Stored records:
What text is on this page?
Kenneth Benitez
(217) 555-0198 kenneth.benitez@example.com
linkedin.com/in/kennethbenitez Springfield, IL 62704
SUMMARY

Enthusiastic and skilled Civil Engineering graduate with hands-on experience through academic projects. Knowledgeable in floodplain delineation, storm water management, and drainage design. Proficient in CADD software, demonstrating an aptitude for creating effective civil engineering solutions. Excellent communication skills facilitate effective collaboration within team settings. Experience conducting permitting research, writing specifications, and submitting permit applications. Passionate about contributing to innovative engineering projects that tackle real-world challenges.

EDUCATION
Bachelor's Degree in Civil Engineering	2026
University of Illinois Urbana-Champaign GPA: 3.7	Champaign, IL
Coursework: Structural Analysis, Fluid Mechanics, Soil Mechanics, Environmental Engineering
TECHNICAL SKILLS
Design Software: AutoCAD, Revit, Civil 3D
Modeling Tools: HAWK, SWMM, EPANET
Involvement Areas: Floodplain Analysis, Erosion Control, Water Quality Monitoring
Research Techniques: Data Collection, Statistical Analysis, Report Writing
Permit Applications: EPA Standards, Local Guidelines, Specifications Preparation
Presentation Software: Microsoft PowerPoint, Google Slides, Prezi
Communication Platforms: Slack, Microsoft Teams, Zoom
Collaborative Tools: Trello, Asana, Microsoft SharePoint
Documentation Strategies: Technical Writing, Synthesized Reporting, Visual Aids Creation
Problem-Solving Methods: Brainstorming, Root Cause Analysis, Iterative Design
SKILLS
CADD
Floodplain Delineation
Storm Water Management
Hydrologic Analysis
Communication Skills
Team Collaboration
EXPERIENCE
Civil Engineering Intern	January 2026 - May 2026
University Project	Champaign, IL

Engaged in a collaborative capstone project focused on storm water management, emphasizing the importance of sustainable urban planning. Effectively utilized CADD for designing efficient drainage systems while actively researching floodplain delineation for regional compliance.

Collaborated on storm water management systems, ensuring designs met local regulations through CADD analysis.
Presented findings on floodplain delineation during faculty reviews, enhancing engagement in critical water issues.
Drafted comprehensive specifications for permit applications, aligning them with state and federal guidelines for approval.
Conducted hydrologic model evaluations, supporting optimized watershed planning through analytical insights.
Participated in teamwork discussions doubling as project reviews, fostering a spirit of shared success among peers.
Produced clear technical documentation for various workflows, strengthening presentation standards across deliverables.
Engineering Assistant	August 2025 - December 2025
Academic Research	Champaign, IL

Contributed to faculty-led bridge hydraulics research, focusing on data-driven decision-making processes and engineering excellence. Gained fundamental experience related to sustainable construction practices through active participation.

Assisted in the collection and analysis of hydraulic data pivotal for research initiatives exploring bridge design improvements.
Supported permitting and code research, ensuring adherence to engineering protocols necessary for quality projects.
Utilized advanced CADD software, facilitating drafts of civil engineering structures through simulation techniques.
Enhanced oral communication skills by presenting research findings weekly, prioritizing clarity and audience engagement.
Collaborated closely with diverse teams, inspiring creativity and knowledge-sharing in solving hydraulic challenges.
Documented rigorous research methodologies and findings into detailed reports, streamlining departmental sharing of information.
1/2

- Your objective: Your answer should be a single number: the count of lines holding the word "sharing".

- Problem solution: 2